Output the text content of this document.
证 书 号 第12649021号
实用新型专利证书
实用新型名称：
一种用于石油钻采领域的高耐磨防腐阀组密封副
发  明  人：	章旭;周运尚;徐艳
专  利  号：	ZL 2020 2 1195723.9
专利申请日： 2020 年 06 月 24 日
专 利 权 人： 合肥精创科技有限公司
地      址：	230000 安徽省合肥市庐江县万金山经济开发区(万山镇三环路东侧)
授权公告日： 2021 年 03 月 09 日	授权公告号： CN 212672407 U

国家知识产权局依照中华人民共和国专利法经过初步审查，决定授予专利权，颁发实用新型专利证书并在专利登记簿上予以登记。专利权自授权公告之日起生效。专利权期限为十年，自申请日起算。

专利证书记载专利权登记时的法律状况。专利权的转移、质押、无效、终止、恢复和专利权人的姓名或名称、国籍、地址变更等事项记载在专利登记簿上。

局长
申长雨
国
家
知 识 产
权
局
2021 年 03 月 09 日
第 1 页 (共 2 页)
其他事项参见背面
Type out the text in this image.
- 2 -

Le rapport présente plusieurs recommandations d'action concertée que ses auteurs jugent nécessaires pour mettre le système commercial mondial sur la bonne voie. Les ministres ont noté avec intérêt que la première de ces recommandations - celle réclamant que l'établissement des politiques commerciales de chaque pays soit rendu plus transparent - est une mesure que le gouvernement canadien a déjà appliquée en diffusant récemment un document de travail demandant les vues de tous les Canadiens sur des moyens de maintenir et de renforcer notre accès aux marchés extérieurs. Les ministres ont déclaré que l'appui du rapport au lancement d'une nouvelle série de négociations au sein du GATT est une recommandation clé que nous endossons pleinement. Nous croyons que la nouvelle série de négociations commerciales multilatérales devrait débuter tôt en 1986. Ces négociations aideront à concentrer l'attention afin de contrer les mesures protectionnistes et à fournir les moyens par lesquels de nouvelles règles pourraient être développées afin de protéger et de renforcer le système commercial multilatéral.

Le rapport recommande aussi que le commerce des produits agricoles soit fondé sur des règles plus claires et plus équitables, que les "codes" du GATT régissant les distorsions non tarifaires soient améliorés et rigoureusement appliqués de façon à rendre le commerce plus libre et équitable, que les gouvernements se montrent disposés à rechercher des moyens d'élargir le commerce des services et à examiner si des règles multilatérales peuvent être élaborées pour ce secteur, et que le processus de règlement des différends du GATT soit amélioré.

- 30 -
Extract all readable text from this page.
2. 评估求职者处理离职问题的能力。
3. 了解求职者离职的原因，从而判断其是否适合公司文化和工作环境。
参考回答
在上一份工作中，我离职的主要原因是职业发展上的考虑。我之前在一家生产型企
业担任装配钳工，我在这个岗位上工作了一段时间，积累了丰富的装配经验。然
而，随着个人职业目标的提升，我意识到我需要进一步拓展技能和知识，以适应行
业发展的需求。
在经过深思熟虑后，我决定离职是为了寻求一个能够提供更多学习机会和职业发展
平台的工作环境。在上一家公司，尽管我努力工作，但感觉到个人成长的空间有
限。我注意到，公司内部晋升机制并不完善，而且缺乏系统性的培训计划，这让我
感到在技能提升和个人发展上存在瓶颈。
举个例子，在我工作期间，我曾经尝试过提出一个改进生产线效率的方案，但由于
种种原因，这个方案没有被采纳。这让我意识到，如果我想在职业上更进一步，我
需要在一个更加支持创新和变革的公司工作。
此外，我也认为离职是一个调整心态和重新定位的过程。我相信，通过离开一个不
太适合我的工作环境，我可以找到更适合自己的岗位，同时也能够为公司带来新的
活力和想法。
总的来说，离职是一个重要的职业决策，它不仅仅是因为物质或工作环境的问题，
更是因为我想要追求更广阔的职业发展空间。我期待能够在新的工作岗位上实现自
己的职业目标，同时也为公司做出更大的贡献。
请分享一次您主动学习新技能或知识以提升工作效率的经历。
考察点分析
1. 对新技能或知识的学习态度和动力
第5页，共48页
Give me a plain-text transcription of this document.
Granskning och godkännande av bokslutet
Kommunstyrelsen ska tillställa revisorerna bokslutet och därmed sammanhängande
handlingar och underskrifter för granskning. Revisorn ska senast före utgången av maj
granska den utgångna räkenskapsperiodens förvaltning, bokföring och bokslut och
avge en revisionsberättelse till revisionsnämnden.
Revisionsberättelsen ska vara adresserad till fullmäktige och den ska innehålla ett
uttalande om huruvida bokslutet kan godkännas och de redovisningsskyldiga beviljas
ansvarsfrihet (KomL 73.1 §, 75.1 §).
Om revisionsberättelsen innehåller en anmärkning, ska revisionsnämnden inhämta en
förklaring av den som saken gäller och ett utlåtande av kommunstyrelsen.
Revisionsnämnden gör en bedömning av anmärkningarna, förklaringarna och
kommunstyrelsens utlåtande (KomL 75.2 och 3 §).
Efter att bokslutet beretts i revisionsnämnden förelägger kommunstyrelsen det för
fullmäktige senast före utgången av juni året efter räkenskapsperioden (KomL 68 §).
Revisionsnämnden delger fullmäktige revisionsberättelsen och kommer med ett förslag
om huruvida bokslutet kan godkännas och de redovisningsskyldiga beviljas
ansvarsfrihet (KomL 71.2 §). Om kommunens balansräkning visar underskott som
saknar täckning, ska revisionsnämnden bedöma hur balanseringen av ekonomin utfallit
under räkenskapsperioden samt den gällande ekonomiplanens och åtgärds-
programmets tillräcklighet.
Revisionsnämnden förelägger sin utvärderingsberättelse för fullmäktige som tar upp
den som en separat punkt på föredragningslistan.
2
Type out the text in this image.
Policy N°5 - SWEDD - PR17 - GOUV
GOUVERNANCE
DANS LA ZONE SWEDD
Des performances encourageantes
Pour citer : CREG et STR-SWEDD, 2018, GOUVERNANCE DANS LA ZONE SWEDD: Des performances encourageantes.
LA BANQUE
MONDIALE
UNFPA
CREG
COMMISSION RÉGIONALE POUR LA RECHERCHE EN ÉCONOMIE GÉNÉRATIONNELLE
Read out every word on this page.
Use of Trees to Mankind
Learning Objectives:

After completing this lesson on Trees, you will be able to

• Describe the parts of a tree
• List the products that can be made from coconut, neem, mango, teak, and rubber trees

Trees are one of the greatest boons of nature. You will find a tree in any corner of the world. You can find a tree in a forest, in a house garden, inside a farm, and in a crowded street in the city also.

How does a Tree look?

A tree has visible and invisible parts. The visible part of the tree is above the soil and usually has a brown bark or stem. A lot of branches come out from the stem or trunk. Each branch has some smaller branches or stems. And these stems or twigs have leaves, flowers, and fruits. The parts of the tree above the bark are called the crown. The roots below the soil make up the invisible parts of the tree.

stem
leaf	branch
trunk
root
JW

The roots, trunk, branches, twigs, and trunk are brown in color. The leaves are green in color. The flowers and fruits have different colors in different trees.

→ **To do**: Scan the records for the string "förelägger". Copy each line in which it appears.

→ **Solution to this exercise**:
Efter att bokslutet beretts i revisionsnämnden förelägger kommunstyrelsen det för
Revisionsnämnden förelägger sin utvärderingsberättelse för fullmäktige som tar upp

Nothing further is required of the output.